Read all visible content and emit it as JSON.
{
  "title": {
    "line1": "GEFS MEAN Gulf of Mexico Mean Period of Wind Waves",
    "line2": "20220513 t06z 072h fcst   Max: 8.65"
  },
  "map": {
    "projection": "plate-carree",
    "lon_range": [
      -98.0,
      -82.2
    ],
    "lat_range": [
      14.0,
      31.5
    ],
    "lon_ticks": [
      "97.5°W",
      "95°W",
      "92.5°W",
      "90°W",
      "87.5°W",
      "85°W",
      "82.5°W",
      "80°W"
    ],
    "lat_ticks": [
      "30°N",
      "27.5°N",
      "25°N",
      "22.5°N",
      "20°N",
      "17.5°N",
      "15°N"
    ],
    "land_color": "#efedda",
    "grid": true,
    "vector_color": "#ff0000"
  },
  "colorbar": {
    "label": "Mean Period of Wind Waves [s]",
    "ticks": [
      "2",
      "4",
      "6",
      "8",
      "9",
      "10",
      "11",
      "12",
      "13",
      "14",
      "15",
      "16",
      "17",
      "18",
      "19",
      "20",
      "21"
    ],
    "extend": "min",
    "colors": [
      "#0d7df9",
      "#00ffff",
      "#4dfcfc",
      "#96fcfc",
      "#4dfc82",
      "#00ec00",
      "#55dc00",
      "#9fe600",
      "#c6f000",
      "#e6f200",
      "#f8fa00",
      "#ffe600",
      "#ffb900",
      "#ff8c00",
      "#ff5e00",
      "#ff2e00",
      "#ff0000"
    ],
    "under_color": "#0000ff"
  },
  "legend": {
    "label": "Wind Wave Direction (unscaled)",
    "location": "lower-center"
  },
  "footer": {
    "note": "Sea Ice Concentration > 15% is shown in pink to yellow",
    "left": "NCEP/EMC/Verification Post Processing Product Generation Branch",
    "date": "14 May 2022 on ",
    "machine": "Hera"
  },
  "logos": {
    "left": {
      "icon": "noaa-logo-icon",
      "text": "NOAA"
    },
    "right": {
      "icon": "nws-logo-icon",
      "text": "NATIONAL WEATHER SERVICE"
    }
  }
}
----
#### WRITTEN EXERCISE:
Repeat the listing in full, keeping every line exactly as it is.

#### RESPONSE BELOW:
Read all visible content and emit it as JSON.
{
  "title": {
    "line1": "GEFS MEAN Gulf of Mexico Mean Period of Wind Waves",
    "line2": "20220513 t06z 072h fcst   Max: 8.65"
  },
  "map": {
    "projection": "plate-carree",
    "lon_range": [
      -98.0,
      -82.2
    ],
    "lat_range": [
      14.0,
      31.5
    ],
    "lon_ticks": [
      "97.5°W",
      "95°W",
      "92.5°W",
      "90°W",
      "87.5°W",
      "85°W",
      "82.5°W",
      "80°W"
    ],
    "lat_ticks": [
      "30°N",
      "27.5°N",
      "25°N",
      "22.5°N",
      "20°N",
      "17.5°N",
      "15°N"
    ],
    "land_color": "#efedda",
    "grid": true,
    "vector_color": "#ff0000"
  },
  "colorbar": {
    "label": "Mean Period of Wind Waves [s]",
    "ticks": [
      "2",
      "4",
      "6",
      "8",
      "9",
      "10",
      "11",
      "12",
      "13",
      "14",
      "15",
      "16",
      "17",
      "18",
      "19",
      "20",
      "21"
    ],
    "extend": "min",
    "colors": [
      "#0d7df9",
      "#00ffff",
      "#4dfcfc",
      "#96fcfc",
      "#4dfc82",
      "#00ec00",
      "#55dc00",
      "#9fe600",
      "#c6f000",
      "#e6f200",
      "#f8fa00",
      "#ffe600",
      "#ffb900",
      "#ff8c00",
      "#ff5e00",
      "#ff2e00",
      "#ff0000"
    ],
    "under_color": "#0000ff"
  },
  "legend": {
    "label": "Wind Wave Direction (unscaled)",
    "location": "lower-center"
  },
  "footer": {
    "note": "Sea Ice Concentration > 15% is shown in pink to yellow",
    "left": "NCEP/EMC/Verification Post Processing Product Generation Branch",
    "date": "14 May 2022 on ",
    "machine": "Hera"
  },
  "logos": {
    "left": {
      "icon": "noaa-logo-icon",
      "text": "NOAA"
    },
    "right": {
      "icon": "nws-logo-icon",
      "text": "NATIONAL WEATHER SERVICE"
    }
  }
}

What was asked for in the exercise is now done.